### Goal
Transcribe all of the material exactly, except for its pictures.

### Figure record listings
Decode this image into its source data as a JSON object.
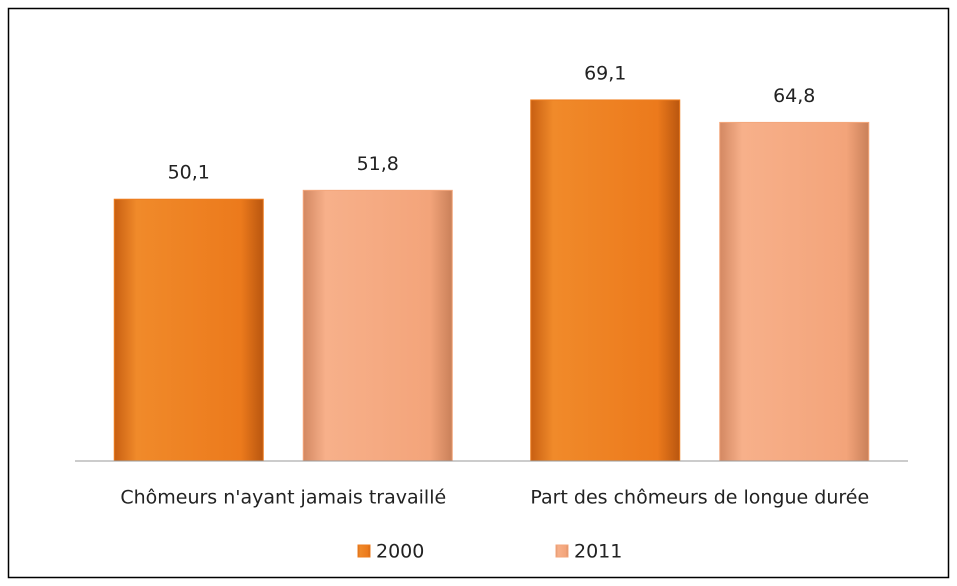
{
  "chart_data": {
    "type": "bar",
    "categories": [
      "Chômeurs n'ayant jamais travaillé",
      "Part des chômeurs de longue durée"
    ],
    "series": [
      {
        "name": "2000",
        "color": "#ee7d1f",
        "values": [
          50.1,
          69.1
        ],
        "value_labels": [
          "50,1",
          "69,1"
        ]
      },
      {
        "name": "2011",
        "color": "#f3a67b",
        "values": [
          51.8,
          64.8
        ],
        "value_labels": [
          "51,8",
          "64,8"
        ]
      }
    ],
    "ylim": [
      0,
      80
    ],
    "grid": false,
    "legend": "bottom"
  }
}
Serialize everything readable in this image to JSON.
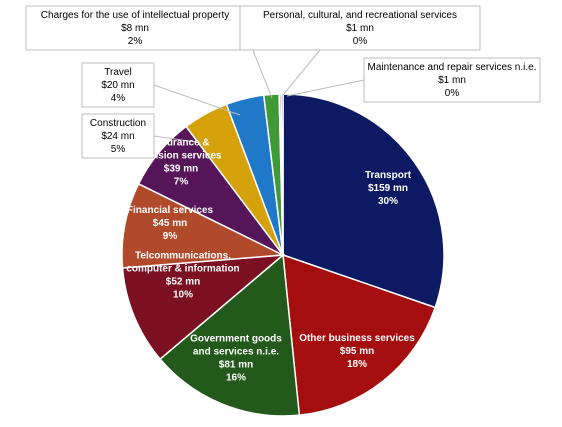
{
  "chart_data": {
    "type": "pie",
    "start_angle_deg": 0,
    "direction": "clockwise",
    "slices": [
      {
        "name": "Transport",
        "value_text": "$159 mn",
        "percent_text": "30%",
        "value": 159,
        "color": "#0d1a63",
        "label_style": "inside"
      },
      {
        "name": "Other business services",
        "value_text": "$95 mn",
        "percent_text": "18%",
        "value": 95,
        "color": "#a50e0e",
        "label_style": "inside"
      },
      {
        "name": "Government goods and services n.i.e.",
        "value_text": "$81 mn",
        "percent_text": "16%",
        "value": 81,
        "color": "#235a1b",
        "label_style": "inside"
      },
      {
        "name": "Telcommunications, computer & information",
        "value_text": "$52 mn",
        "percent_text": "10%",
        "value": 52,
        "color": "#7b1022",
        "label_style": "inside"
      },
      {
        "name": "Financial services",
        "value_text": "$45 mn",
        "percent_text": "9%",
        "value": 45,
        "color": "#b14a2a",
        "label_style": "inside"
      },
      {
        "name": "Insurance & pension services",
        "value_text": "$39 mn",
        "percent_text": "7%",
        "value": 39,
        "color": "#561459",
        "label_style": "inside"
      },
      {
        "name": "Construction",
        "value_text": "$24 mn",
        "percent_text": "5%",
        "value": 24,
        "color": "#d4a10b",
        "label_style": "callout"
      },
      {
        "name": "Travel",
        "value_text": "$20 mn",
        "percent_text": "4%",
        "value": 20,
        "color": "#1f78c8",
        "label_style": "callout"
      },
      {
        "name": "Charges for the use of intellectual property",
        "value_text": "$8 mn",
        "percent_text": "2%",
        "value": 8,
        "color": "#3f9a36",
        "label_style": "callout"
      },
      {
        "name": "Personal, cultural, and recreational services",
        "value_text": "$1 mn",
        "percent_text": "0%",
        "value": 1,
        "color": "#5b6f86",
        "label_style": "callout"
      },
      {
        "name": "Maintenance and repair services n.i.e.",
        "value_text": "$1 mn",
        "percent_text": "0%",
        "value": 1,
        "color": "#6e2b8a",
        "label_style": "callout"
      }
    ]
  }
}
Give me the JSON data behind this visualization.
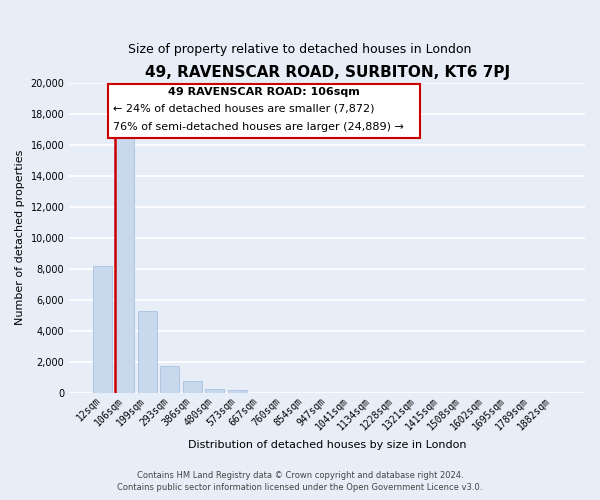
{
  "title": "49, RAVENSCAR ROAD, SURBITON, KT6 7PJ",
  "subtitle": "Size of property relative to detached houses in London",
  "xlabel": "Distribution of detached houses by size in London",
  "ylabel": "Number of detached properties",
  "bar_labels": [
    "12sqm",
    "106sqm",
    "199sqm",
    "293sqm",
    "386sqm",
    "480sqm",
    "573sqm",
    "667sqm",
    "760sqm",
    "854sqm",
    "947sqm",
    "1041sqm",
    "1134sqm",
    "1228sqm",
    "1321sqm",
    "1415sqm",
    "1508sqm",
    "1602sqm",
    "1695sqm",
    "1789sqm",
    "1882sqm"
  ],
  "bar_values": [
    8200,
    16600,
    5300,
    1750,
    780,
    230,
    150,
    0,
    0,
    0,
    0,
    0,
    0,
    0,
    0,
    0,
    0,
    0,
    0,
    0,
    0
  ],
  "bar_color": "#c8d9ee",
  "bar_edge_color": "#a0b8d8",
  "annotation_title": "49 RAVENSCAR ROAD: 106sqm",
  "annotation_line1": "← 24% of detached houses are smaller (7,872)",
  "annotation_line2": "76% of semi-detached houses are larger (24,889) →",
  "annotation_box_color": "#ffffff",
  "annotation_box_edgecolor": "#cc0000",
  "ylim": [
    0,
    20000
  ],
  "yticks": [
    0,
    2000,
    4000,
    6000,
    8000,
    10000,
    12000,
    14000,
    16000,
    18000,
    20000
  ],
  "footer1": "Contains HM Land Registry data © Crown copyright and database right 2024.",
  "footer2": "Contains public sector information licensed under the Open Government Licence v3.0.",
  "bg_color": "#e8eef8",
  "plot_bg_color": "#e8eef8",
  "grid_color": "#ffffff",
  "vline_color": "#cc0000",
  "title_fontsize": 11,
  "subtitle_fontsize": 9,
  "axis_label_fontsize": 8,
  "tick_fontsize": 7,
  "annotation_fontsize": 8,
  "footer_fontsize": 6
}
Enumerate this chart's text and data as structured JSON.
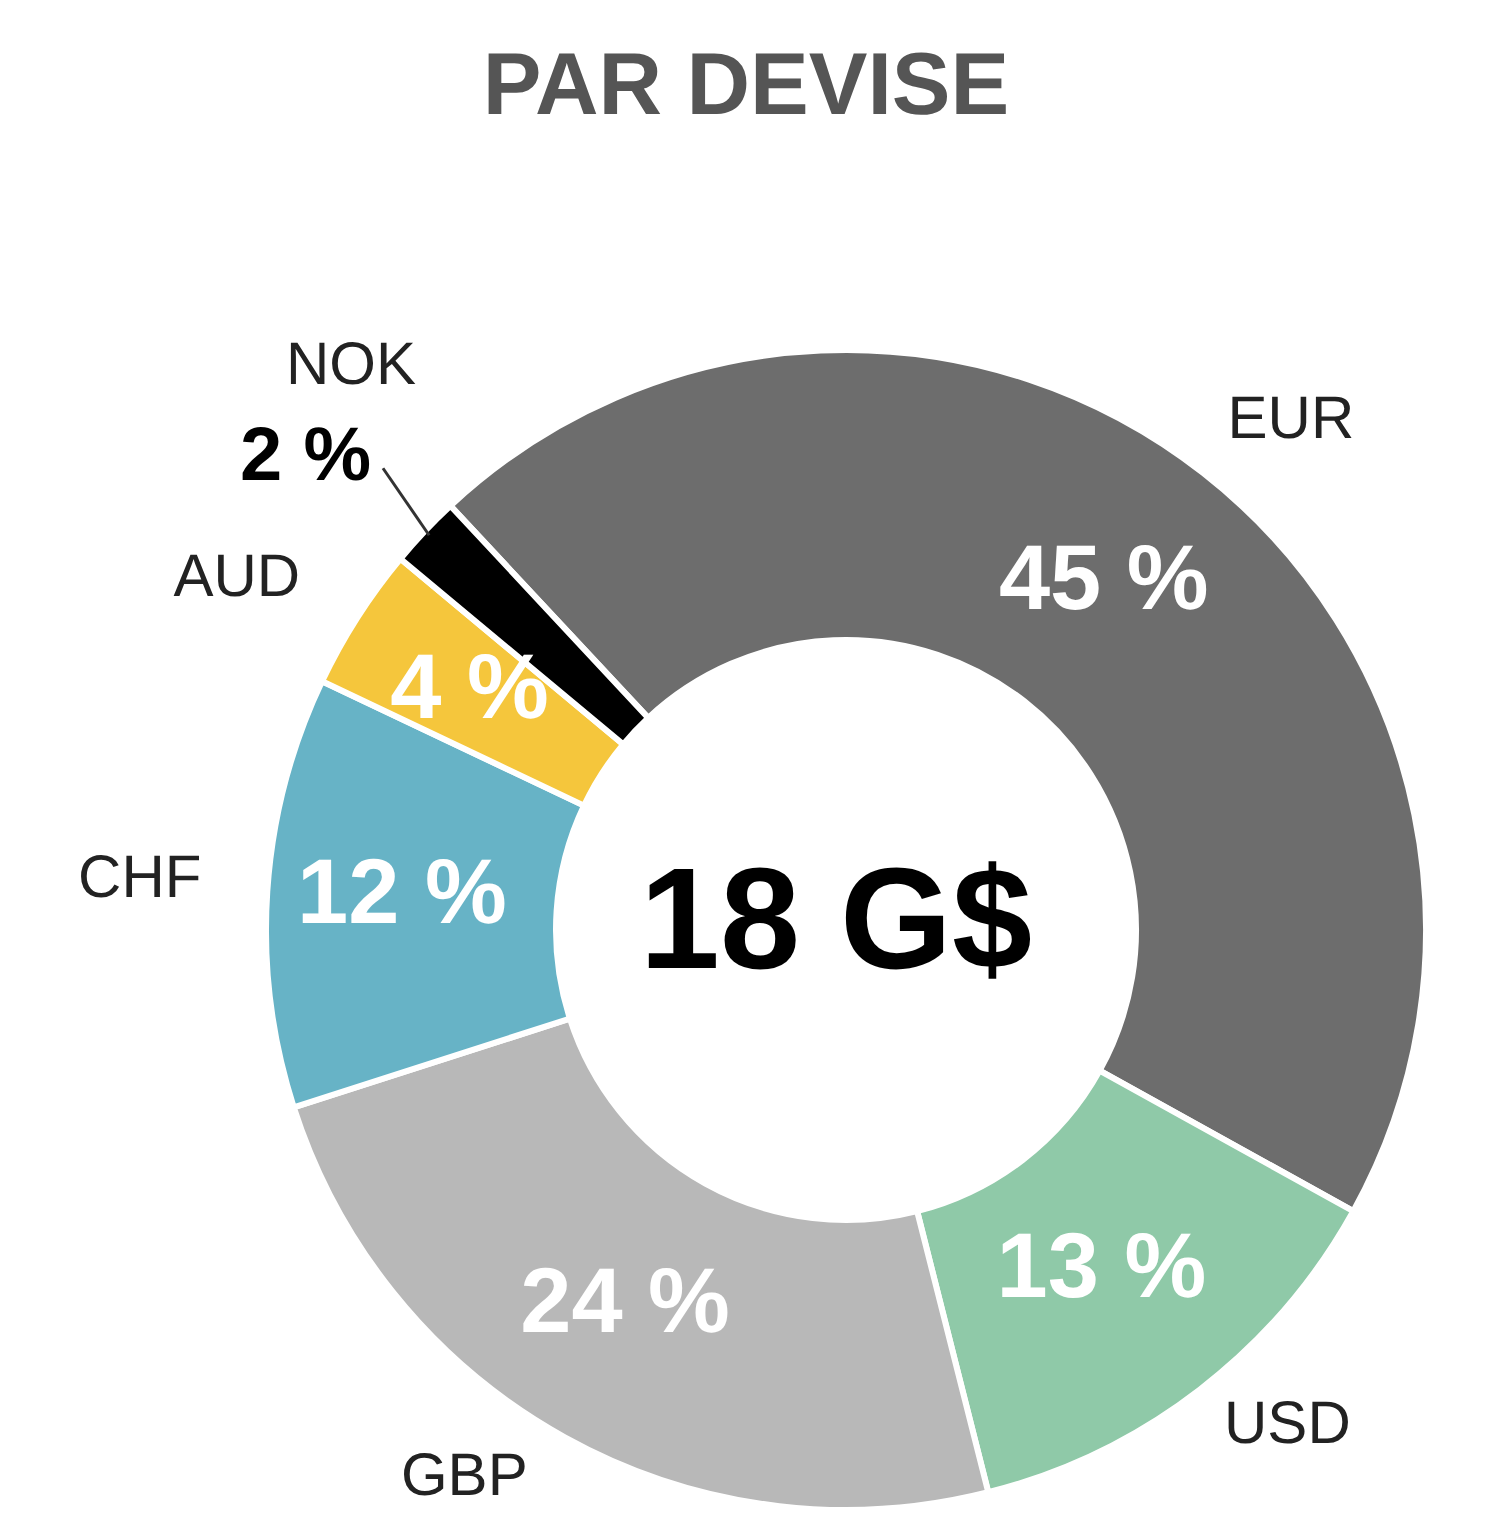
{
  "chart_data": {
    "type": "donut",
    "title": "PAR DEVISE",
    "categories": [
      "EUR",
      "USD",
      "GBP",
      "CHF",
      "AUD",
      "NOK"
    ],
    "values": [
      45,
      13,
      24,
      12,
      4,
      2
    ],
    "colors": [
      "#6d6d6d",
      "#8fc9a8",
      "#b8b8b8",
      "#67b3c6",
      "#f5c63c",
      "#000000"
    ],
    "value_labels": [
      "45 %",
      "13 %",
      "24 %",
      "12 %",
      "4 %",
      "2 %"
    ],
    "annotations": [
      "18 G$"
    ]
  }
}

### Written answer
Decode this image into its source data as a JSON object.
{
  "chart_data": {
    "type": "bar",
    "categories": [
      "Chômeurs n'ayant jamais travaillé",
      "Part des chômeurs de longue durée"
    ],
    "series": [
      {
        "name": "2000",
        "color": "#ee7d1f",
        "values": [
          50.1,
          69.1
        ],
        "value_labels": [
          "50,1",
          "69,1"
        ]
      },
      {
        "name": "2011",
        "color": "#f3a67b",
        "values": [
          51.8,
          64.8
        ],
        "value_labels": [
          "51,8",
          "64,8"
        ]
      }
    ],
    "ylim": [
      0,
      80
    ],
    "grid": false,
    "legend": "bottom"
  }
}
Serialize everything readable in this image to JSON.
{
  "chart_data": {
    "type": "pie",
    "start_angle_deg": 0,
    "direction": "clockwise",
    "slices": [
      {
        "name": "Transport",
        "value_text": "$159 mn",
        "percent_text": "30%",
        "value": 159,
        "color": "#0d1a63",
        "label_style": "inside"
      },
      {
        "name": "Other business services",
        "value_text": "$95 mn",
        "percent_text": "18%",
        "value": 95,
        "color": "#a50e0e",
        "label_style": "inside"
      },
      {
        "name": "Government goods and services n.i.e.",
        "value_text": "$81 mn",
        "percent_text": "16%",
        "value": 81,
        "color": "#235a1b",
        "label_style": "inside"
      },
      {
        "name": "Telcommunications, computer & information",
        "value_text": "$52 mn",
        "percent_text": "10%",
        "value": 52,
        "color": "#7b1022",
        "label_style": "inside"
      },
      {
        "name": "Financial services",
        "value_text": "$45 mn",
        "percent_text": "9%",
        "value": 45,
        "color": "#b14a2a",
        "label_style": "inside"
      },
      {
        "name": "Insurance & pension services",
        "value_text": "$39 mn",
        "percent_text": "7%",
        "value": 39,
        "color": "#561459",
        "label_style": "inside"
      },
      {
        "name": "Construction",
        "value_text": "$24 mn",
        "percent_text": "5%",
        "value": 24,
        "color": "#d4a10b",
        "label_style": "callout"
      },
      {
        "name": "Travel",
        "value_text": "$20 mn",
        "percent_text": "4%",
        "value": 20,
        "color": "#1f78c8",
        "label_style": "callout"
      },
      {
        "name": "Charges for the use of intellectual property",
        "value_text": "$8 mn",
        "percent_text": "2%",
        "value": 8,
        "color": "#3f9a36",
        "label_style": "callout"
      },
      {
        "name": "Personal, cultural, and recreational services",
        "value_text": "$1 mn",
        "percent_text": "0%",
        "value": 1,
        "color": "#5b6f86",
        "label_style": "callout"
      },
      {
        "name": "Maintenance and repair services n.i.e.",
        "value_text": "$1 mn",
        "percent_text": "0%",
        "value": 1,
        "color": "#6e2b8a",
        "label_style": "callout"
      }
    ]
  }
}
Give me the JSON data behind this visualization.
{
  "title": "49, RAVENSCAR ROAD, SURBITON, KT6 7PJ",
  "subtitle": "Size of property relative to detached houses in London",
  "xlabel": "Distribution of detached houses by size in London",
  "ylabel": "Number of detached properties",
  "bar_labels": [
    "12sqm",
    "106sqm",
    "199sqm",
    "293sqm",
    "386sqm",
    "480sqm",
    "573sqm",
    "667sqm",
    "760sqm",
    "854sqm",
    "947sqm",
    "1041sqm",
    "1134sqm",
    "1228sqm",
    "1321sqm",
    "1415sqm",
    "1508sqm",
    "1602sqm",
    "1695sqm",
    "1789sqm",
    "1882sqm"
  ],
  "bar_values": [
    8200,
    16600,
    5300,
    1750,
    780,
    230,
    150,
    0,
    0,
    0,
    0,
    0,
    0,
    0,
    0,
    0,
    0,
    0,
    0,
    0,
    0
  ],
  "bar_color": "#c8d9ee",
  "bar_edge_color": "#a0b8d8",
  "annotation_title": "49 RAVENSCAR ROAD: 106sqm",
  "annotation_line1": "← 24% of detached houses are smaller (7,872)",
  "annotation_line2": "76% of semi-detached houses are larger (24,889) →",
  "annotation_box_color": "#ffffff",
  "annotation_box_edgecolor": "#cc0000",
  "ylim": [
    0,
    20000
  ],
  "yticks": [
    0,
    2000,
    4000,
    6000,
    8000,
    10000,
    12000,
    14000,
    16000,
    18000,
    20000
  ],
  "footer1": "Contains HM Land Registry data © Crown copyright and database right 2024.",
  "footer2": "Contains public sector information licensed under the Open Government Licence v3.0.",
  "bg_color": "#e8eef8",
  "plot_bg_color": "#e8eef8",
  "grid_color": "#ffffff",
  "vline_color": "#cc0000",
  "title_fontsize": 11,
  "subtitle_fontsize": 9,
  "axis_label_fontsize": 8,
  "tick_fontsize": 7,
  "annotation_fontsize": 8,
  "footer_fontsize": 6
}
Enumerate this chart's text and data as structured JSON.
{
  "chart_data": {
    "type": "donut",
    "title": "PAR DEVISE",
    "categories": [
      "EUR",
      "USD",
      "GBP",
      "CHF",
      "AUD",
      "NOK"
    ],
    "values": [
      45,
      13,
      24,
      12,
      4,
      2
    ],
    "colors": [
      "#6d6d6d",
      "#8fc9a8",
      "#b8b8b8",
      "#67b3c6",
      "#f5c63c",
      "#000000"
    ],
    "value_labels": [
      "45 %",
      "13 %",
      "24 %",
      "12 %",
      "4 %",
      "2 %"
    ],
    "annotations": [
      "18 G$"
    ]
  }
}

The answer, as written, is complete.